++++ RECORDS FOR PROCESSING

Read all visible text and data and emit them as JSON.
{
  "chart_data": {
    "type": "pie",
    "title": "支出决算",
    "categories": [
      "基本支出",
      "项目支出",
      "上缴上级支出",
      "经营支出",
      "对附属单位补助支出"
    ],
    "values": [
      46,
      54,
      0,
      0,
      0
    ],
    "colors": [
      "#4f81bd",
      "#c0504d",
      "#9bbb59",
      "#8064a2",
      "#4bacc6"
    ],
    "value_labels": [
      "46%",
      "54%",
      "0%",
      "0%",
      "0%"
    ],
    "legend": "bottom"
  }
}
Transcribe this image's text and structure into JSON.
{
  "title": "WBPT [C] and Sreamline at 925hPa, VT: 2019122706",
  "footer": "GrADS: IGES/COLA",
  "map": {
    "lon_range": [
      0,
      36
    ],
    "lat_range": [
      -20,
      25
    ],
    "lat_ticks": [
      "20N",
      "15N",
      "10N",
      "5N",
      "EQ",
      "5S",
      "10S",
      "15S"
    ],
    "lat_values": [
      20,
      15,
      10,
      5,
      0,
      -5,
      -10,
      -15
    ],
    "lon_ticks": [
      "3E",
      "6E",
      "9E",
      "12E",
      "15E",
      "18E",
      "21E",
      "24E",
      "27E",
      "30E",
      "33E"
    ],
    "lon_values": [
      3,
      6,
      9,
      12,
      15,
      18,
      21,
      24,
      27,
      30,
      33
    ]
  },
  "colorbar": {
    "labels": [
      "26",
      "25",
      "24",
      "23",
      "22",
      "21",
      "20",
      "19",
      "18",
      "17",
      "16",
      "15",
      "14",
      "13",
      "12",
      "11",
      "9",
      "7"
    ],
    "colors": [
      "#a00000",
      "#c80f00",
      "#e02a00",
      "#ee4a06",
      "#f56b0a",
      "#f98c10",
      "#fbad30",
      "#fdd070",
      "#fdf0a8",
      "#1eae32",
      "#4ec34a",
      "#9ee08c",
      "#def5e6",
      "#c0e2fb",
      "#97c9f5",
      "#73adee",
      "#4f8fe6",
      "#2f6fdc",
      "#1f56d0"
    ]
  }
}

++++++++

Copy all the lines, exactly.

** THE OUTPUT **
Read all visible text and data and emit them as JSON.
{
  "chart_data": {
    "type": "pie",
    "title": "支出决算",
    "categories": [
      "基本支出",
      "项目支出",
      "上缴上级支出",
      "经营支出",
      "对附属单位补助支出"
    ],
    "values": [
      46,
      54,
      0,
      0,
      0
    ],
    "colors": [
      "#4f81bd",
      "#c0504d",
      "#9bbb59",
      "#8064a2",
      "#4bacc6"
    ],
    "value_labels": [
      "46%",
      "54%",
      "0%",
      "0%",
      "0%"
    ],
    "legend": "bottom"
  }
}
Transcribe this image's text and structure into JSON.
{
  "title": "WBPT [C] and Sreamline at 925hPa, VT: 2019122706",
  "footer": "GrADS: IGES/COLA",
  "map": {
    "lon_range": [
      0,
      36
    ],
    "lat_range": [
      -20,
      25
    ],
    "lat_ticks": [
      "20N",
      "15N",
      "10N",
      "5N",
      "EQ",
      "5S",
      "10S",
      "15S"
    ],
    "lat_values": [
      20,
      15,
      10,
      5,
      0,
      -5,
      -10,
      -15
    ],
    "lon_ticks": [
      "3E",
      "6E",
      "9E",
      "12E",
      "15E",
      "18E",
      "21E",
      "24E",
      "27E",
      "30E",
      "33E"
    ],
    "lon_values": [
      3,
      6,
      9,
      12,
      15,
      18,
      21,
      24,
      27,
      30,
      33
    ]
  },
  "colorbar": {
    "labels": [
      "26",
      "25",
      "24",
      "23",
      "22",
      "21",
      "20",
      "19",
      "18",
      "17",
      "16",
      "15",
      "14",
      "13",
      "12",
      "11",
      "9",
      "7"
    ],
    "colors": [
      "#a00000",
      "#c80f00",
      "#e02a00",
      "#ee4a06",
      "#f56b0a",
      "#f98c10",
      "#fbad30",
      "#fdd070",
      "#fdf0a8",
      "#1eae32",
      "#4ec34a",
      "#9ee08c",
      "#def5e6",
      "#c0e2fb",
      "#97c9f5",
      "#73adee",
      "#4f8fe6",
      "#2f6fdc",
      "#1f56d0"
    ]
  }
}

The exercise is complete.